[start of Exercise data]

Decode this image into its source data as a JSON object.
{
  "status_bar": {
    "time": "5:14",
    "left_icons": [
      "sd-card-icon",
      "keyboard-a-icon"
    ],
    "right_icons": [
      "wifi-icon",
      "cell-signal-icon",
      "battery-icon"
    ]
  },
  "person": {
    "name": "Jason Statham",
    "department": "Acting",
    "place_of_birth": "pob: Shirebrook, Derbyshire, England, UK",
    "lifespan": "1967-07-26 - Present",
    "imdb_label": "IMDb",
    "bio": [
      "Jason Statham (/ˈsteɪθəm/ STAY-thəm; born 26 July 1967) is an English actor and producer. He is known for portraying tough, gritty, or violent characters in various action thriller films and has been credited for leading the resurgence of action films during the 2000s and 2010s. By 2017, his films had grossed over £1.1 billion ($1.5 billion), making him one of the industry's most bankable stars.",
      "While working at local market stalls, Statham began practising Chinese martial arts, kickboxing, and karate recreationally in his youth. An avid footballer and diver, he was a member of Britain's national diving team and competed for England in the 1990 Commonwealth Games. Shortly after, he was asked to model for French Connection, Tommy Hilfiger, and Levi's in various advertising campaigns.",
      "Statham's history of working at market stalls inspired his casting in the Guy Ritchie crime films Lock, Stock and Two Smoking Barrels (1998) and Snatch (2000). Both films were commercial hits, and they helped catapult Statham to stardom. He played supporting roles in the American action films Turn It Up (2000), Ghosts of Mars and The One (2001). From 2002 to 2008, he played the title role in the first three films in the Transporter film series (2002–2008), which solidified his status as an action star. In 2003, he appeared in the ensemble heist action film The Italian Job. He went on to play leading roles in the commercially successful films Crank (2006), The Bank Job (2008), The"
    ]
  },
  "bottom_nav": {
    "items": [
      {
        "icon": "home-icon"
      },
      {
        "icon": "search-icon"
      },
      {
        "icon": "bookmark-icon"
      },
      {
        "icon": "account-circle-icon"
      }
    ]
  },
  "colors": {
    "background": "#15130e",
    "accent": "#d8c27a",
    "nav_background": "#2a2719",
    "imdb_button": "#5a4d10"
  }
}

[end of Exercise data]

### Directive
From the data above, gather every line that includes the word "Jason".

### Worked answer
    "name": "Jason Statham",
      "Jason Statham (/ˈsteɪθəm/ STAY-thəm; born 26 July 1967) is an English actor and producer. He is known for portraying tough, gritty, or violent characters in various action thriller films and has been credited for leading the resurgence of action films during the 2000s and 2010s. By 2017, his films had grossed over £1.1 billion ($1.5 billion), making him one of the industry's most bankable stars.",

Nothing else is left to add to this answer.